Aim:
Copy all lines of the listing that include the string "name".

Record set:
-------------------------
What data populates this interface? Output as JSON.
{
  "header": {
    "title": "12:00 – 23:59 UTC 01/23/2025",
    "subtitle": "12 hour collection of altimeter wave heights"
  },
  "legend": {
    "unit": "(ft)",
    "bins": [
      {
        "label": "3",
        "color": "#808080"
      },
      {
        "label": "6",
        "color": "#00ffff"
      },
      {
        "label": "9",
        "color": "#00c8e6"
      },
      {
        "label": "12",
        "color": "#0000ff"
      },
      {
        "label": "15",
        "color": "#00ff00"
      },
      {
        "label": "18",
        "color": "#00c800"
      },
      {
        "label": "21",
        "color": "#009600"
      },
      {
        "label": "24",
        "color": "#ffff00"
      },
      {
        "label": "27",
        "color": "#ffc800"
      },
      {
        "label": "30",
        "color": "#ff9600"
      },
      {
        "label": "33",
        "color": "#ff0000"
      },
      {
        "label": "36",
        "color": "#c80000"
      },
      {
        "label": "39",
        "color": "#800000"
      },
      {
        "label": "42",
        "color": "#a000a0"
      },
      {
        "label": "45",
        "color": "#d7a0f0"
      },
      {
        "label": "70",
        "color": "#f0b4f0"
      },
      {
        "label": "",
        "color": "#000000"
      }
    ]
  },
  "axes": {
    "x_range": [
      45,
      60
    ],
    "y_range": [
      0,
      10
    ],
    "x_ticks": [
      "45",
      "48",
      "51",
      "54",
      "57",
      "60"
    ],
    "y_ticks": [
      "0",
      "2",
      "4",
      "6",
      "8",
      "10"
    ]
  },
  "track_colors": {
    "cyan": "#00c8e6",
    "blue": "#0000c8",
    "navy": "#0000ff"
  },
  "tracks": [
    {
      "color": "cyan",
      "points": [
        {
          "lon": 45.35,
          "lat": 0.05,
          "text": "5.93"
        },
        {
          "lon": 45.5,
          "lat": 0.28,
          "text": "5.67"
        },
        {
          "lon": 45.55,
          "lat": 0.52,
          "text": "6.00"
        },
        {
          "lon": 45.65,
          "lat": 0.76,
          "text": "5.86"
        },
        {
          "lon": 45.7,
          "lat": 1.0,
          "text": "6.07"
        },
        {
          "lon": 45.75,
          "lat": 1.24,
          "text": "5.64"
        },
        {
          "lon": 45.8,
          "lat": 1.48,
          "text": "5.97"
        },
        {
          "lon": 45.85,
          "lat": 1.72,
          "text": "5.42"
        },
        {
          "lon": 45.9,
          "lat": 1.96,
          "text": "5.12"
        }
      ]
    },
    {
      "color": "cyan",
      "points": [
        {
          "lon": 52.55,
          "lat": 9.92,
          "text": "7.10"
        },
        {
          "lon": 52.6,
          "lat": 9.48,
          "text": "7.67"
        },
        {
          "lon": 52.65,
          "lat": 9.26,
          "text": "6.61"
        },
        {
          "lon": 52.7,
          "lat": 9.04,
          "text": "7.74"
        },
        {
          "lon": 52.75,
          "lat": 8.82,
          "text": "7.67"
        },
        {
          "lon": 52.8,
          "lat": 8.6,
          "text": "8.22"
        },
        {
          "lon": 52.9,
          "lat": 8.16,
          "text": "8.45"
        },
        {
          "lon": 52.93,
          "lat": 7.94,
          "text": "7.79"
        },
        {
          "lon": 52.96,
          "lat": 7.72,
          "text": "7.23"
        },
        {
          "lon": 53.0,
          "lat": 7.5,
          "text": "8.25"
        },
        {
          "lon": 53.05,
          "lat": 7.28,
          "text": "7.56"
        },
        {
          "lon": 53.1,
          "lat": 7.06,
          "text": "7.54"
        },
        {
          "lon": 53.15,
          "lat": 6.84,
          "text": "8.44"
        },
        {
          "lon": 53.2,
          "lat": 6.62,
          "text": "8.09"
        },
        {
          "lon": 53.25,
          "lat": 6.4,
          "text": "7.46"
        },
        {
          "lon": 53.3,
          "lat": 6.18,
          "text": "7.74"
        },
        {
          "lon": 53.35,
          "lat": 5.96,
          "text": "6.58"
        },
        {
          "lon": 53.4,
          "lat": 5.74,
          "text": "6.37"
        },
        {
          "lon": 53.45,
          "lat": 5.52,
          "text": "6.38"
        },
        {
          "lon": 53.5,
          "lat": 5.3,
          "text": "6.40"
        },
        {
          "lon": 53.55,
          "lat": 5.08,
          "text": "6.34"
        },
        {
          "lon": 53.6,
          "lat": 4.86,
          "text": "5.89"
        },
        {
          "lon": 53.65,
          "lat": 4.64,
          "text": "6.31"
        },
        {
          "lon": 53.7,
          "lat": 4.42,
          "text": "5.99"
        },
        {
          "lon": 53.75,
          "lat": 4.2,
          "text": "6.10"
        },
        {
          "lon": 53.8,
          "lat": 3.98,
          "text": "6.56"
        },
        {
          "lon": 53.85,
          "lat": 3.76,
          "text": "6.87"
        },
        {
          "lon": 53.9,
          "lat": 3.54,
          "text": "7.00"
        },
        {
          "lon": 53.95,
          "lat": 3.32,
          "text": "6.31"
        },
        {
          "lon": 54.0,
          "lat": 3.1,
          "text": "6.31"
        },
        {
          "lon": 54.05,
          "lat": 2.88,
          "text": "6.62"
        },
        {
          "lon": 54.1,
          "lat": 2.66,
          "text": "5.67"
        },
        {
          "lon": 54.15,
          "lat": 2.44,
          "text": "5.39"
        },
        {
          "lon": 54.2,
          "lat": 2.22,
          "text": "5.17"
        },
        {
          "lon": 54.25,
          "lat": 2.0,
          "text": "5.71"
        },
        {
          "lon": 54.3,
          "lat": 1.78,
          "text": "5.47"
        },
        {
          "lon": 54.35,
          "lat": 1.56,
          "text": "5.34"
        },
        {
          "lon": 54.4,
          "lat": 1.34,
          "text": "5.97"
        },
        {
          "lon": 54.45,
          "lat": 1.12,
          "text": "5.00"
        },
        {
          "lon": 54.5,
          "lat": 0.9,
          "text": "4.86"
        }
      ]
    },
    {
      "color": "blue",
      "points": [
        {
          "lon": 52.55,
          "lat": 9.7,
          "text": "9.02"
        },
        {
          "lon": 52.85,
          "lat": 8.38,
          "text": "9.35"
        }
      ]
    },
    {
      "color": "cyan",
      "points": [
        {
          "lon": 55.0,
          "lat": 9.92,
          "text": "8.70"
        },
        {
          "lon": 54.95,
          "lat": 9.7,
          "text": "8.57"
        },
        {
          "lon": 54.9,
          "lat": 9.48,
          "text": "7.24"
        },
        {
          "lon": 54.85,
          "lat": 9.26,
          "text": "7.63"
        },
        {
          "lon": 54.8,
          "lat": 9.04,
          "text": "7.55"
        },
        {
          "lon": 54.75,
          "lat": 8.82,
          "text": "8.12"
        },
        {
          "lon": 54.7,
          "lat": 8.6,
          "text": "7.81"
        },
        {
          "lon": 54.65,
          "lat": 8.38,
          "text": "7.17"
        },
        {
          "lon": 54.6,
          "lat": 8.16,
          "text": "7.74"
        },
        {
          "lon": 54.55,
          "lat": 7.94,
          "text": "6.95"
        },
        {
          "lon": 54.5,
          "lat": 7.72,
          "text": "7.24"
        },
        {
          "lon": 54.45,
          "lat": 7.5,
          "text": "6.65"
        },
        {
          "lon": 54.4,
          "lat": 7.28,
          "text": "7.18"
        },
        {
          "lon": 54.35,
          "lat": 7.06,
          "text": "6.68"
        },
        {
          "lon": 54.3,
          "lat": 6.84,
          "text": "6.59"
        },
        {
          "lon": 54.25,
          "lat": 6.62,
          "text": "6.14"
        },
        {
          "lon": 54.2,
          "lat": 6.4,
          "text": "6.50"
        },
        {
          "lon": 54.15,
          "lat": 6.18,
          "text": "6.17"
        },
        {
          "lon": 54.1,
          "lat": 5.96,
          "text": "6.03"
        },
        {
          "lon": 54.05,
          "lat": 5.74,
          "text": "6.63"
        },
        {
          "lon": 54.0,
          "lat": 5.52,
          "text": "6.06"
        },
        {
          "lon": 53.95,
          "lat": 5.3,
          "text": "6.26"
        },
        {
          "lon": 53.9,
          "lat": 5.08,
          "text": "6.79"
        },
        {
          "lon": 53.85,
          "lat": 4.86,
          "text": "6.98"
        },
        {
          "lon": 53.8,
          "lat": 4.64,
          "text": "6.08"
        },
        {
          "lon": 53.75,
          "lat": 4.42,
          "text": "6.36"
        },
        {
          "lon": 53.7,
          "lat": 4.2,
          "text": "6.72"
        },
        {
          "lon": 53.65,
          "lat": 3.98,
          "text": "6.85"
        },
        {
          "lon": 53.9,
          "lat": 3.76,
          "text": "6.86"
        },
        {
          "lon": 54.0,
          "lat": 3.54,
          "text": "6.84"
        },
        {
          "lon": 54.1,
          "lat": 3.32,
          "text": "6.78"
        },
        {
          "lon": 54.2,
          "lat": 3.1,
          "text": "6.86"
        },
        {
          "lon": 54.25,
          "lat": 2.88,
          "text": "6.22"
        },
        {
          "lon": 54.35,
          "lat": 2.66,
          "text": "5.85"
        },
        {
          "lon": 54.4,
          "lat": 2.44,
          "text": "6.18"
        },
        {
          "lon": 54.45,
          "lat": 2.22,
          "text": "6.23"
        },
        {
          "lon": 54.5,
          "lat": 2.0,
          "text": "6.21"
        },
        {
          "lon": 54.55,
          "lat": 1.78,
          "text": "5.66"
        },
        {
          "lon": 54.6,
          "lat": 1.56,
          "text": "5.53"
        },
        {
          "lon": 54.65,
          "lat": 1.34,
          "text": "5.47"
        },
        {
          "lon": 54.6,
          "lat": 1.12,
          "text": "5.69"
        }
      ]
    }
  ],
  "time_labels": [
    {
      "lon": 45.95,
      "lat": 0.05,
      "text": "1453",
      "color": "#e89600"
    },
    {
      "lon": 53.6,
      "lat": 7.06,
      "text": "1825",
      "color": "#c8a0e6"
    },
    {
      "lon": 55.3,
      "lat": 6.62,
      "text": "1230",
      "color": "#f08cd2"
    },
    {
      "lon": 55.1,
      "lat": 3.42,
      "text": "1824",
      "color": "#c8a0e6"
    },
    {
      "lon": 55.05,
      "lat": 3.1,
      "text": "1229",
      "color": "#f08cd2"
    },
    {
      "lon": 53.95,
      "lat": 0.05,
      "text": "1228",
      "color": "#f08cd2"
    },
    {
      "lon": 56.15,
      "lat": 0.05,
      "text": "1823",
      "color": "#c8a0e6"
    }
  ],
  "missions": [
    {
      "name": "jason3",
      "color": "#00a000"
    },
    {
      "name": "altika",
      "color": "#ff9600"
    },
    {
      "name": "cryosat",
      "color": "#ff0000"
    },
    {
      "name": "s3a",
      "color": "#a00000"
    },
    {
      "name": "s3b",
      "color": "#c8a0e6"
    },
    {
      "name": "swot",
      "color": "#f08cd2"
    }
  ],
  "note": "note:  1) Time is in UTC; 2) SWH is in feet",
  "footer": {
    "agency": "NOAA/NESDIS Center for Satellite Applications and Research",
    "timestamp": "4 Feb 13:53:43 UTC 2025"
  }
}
-------------------------
Exercise output:
      "name": "jason3",
      "name": "altika",
      "name": "cryosat",
      "name": "s3a",
      "name": "s3b",
      "name": "swot",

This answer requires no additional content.